### Input material
^^^^^^^^
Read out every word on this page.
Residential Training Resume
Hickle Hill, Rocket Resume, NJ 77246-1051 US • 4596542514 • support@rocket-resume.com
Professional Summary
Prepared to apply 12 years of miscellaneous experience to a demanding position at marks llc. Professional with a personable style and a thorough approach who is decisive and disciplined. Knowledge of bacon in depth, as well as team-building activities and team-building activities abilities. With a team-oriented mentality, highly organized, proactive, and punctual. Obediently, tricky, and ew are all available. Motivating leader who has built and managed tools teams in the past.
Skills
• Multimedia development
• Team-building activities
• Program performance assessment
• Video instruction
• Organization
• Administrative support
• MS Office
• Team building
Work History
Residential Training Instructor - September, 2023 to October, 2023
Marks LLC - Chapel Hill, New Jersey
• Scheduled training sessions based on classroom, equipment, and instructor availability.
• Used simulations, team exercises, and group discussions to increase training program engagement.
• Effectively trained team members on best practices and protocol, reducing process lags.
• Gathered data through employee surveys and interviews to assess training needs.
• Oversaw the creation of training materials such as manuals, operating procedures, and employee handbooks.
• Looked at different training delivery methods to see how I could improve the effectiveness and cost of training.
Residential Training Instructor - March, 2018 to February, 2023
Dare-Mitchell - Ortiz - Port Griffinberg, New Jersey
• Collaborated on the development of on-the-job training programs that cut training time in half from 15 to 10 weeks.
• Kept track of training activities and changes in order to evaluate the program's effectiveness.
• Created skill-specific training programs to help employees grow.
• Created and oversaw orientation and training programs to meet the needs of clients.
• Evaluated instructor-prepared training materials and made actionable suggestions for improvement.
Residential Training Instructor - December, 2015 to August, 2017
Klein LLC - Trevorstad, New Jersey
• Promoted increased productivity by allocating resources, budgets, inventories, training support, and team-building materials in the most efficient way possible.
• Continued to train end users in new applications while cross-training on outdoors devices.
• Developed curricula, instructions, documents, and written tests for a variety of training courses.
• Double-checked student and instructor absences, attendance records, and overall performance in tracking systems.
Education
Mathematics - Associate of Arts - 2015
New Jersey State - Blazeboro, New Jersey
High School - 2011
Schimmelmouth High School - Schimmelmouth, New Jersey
^^^^^^^^
### Requirements
Retype the listing exactly, in full.

### Full answer
Read out every word on this page.
Residential Training Resume
Hickle Hill, Rocket Resume, NJ 77246-1051 US • 4596542514 • support@rocket-resume.com
Professional Summary
Prepared to apply 12 years of miscellaneous experience to a demanding position at marks llc. Professional with a personable style and a thorough approach who is decisive and disciplined. Knowledge of bacon in depth, as well as team-building activities and team-building activities abilities. With a team-oriented mentality, highly organized, proactive, and punctual. Obediently, tricky, and ew are all available. Motivating leader who has built and managed tools teams in the past.
Skills
• Multimedia development
• Team-building activities
• Program performance assessment
• Video instruction
• Organization
• Administrative support
• MS Office
• Team building
Work History
Residential Training Instructor - September, 2023 to October, 2023
Marks LLC - Chapel Hill, New Jersey
• Scheduled training sessions based on classroom, equipment, and instructor availability.
• Used simulations, team exercises, and group discussions to increase training program engagement.
• Effectively trained team members on best practices and protocol, reducing process lags.
• Gathered data through employee surveys and interviews to assess training needs.
• Oversaw the creation of training materials such as manuals, operating procedures, and employee handbooks.
• Looked at different training delivery methods to see how I could improve the effectiveness and cost of training.
Residential Training Instructor - March, 2018 to February, 2023
Dare-Mitchell - Ortiz - Port Griffinberg, New Jersey
• Collaborated on the development of on-the-job training programs that cut training time in half from 15 to 10 weeks.
• Kept track of training activities and changes in order to evaluate the program's effectiveness.
• Created skill-specific training programs to help employees grow.
• Created and oversaw orientation and training programs to meet the needs of clients.
• Evaluated instructor-prepared training materials and made actionable suggestions for improvement.
Residential Training Instructor - December, 2015 to August, 2017
Klein LLC - Trevorstad, New Jersey
• Promoted increased productivity by allocating resources, budgets, inventories, training support, and team-building materials in the most efficient way possible.
• Continued to train end users in new applications while cross-training on outdoors devices.
• Developed curricula, instructions, documents, and written tests for a variety of training courses.
• Double-checked student and instructor absences, attendance records, and overall performance in tracking systems.
Education
Mathematics - Associate of Arts - 2015
New Jersey State - Blazeboro, New Jersey
High School - 2011
Schimmelmouth High School - Schimmelmouth, New Jersey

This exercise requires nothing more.